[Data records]

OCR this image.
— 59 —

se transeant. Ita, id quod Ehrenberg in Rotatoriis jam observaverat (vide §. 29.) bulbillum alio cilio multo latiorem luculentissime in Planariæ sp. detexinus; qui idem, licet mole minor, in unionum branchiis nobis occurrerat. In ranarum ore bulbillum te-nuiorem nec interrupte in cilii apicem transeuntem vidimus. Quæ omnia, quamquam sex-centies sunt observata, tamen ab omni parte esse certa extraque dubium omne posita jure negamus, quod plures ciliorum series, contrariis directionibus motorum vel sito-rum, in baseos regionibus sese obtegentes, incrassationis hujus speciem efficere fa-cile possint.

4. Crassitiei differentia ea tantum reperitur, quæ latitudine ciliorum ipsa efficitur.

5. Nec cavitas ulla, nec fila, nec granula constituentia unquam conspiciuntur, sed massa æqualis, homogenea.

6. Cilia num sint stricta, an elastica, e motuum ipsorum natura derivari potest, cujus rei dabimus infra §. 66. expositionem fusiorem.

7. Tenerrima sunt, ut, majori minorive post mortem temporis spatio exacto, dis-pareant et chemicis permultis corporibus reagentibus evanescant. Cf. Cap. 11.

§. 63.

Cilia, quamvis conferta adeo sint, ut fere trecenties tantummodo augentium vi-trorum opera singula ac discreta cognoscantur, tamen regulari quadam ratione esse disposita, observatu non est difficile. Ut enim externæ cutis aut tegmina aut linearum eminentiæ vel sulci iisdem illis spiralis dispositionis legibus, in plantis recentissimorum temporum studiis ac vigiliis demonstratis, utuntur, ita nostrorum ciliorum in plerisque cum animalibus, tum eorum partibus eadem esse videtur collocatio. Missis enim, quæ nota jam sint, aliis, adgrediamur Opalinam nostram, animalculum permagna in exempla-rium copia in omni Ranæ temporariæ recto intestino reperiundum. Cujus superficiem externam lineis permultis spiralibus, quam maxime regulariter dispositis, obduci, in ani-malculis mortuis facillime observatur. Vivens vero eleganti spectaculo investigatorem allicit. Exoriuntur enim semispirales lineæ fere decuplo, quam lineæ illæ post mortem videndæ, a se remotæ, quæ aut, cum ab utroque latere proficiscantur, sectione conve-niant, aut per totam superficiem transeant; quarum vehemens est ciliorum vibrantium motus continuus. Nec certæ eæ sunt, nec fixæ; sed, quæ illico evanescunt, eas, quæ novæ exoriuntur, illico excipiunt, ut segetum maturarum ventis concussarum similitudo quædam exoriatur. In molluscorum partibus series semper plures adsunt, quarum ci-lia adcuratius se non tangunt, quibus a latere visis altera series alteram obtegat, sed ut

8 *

**Goal**
Print every entry exactly as written.

**Output of the exercise**
OCR this image.
— 59 —

se transeant. Ita, id quod Ehrenberg in Rotatoriis jam observaverat (vide §. 29.) bulbillum alio cilio multo latiorem luculentissime in Planariæ sp. detexinus; qui idem, licet mole minor, in unionum branchiis nobis occurrerat. In ranarum ore bulbillum te-nuiorem nec interrupte in cilii apicem transeuntem vidimus. Quæ omnia, quamquam sex-centies sunt observata, tamen ab omni parte esse certa extraque dubium omne posita jure negamus, quod plures ciliorum series, contrariis directionibus motorum vel sito-rum, in baseos regionibus sese obtegentes, incrassationis hujus speciem efficere fa-cile possint.

4. Crassitiei differentia ea tantum reperitur, quæ latitudine ciliorum ipsa efficitur.

5. Nec cavitas ulla, nec fila, nec granula constituentia unquam conspiciuntur, sed massa æqualis, homogenea.

6. Cilia num sint stricta, an elastica, e motuum ipsorum natura derivari potest, cujus rei dabimus infra §. 66. expositionem fusiorem.

7. Tenerrima sunt, ut, majori minorive post mortem temporis spatio exacto, dis-pareant et chemicis permultis corporibus reagentibus evanescant. Cf. Cap. 11.

§. 63.

Cilia, quamvis conferta adeo sint, ut fere trecenties tantummodo augentium vi-trorum opera singula ac discreta cognoscantur, tamen regulari quadam ratione esse disposita, observatu non est difficile. Ut enim externæ cutis aut tegmina aut linearum eminentiæ vel sulci iisdem illis spiralis dispositionis legibus, in plantis recentissimorum temporum studiis ac vigiliis demonstratis, utuntur, ita nostrorum ciliorum in plerisque cum animalibus, tum eorum partibus eadem esse videtur collocatio. Missis enim, quæ nota jam sint, aliis, adgrediamur Opalinam nostram, animalculum permagna in exempla-rium copia in omni Ranæ temporariæ recto intestino reperiundum. Cujus superficiem externam lineis permultis spiralibus, quam maxime regulariter dispositis, obduci, in ani-malculis mortuis facillime observatur. Vivens vero eleganti spectaculo investigatorem allicit. Exoriuntur enim semispirales lineæ fere decuplo, quam lineæ illæ post mortem videndæ, a se remotæ, quæ aut, cum ab utroque latere proficiscantur, sectione conve-niant, aut per totam superficiem transeant; quarum vehemens est ciliorum vibrantium motus continuus. Nec certæ eæ sunt, nec fixæ; sed, quæ illico evanescunt, eas, quæ novæ exoriuntur, illico excipiunt, ut segetum maturarum ventis concussarum similitudo quædam exoriatur. In molluscorum partibus series semper plures adsunt, quarum ci-lia adcuratius se non tangunt, quibus a latere visis altera series alteram obtegat, sed ut

8 *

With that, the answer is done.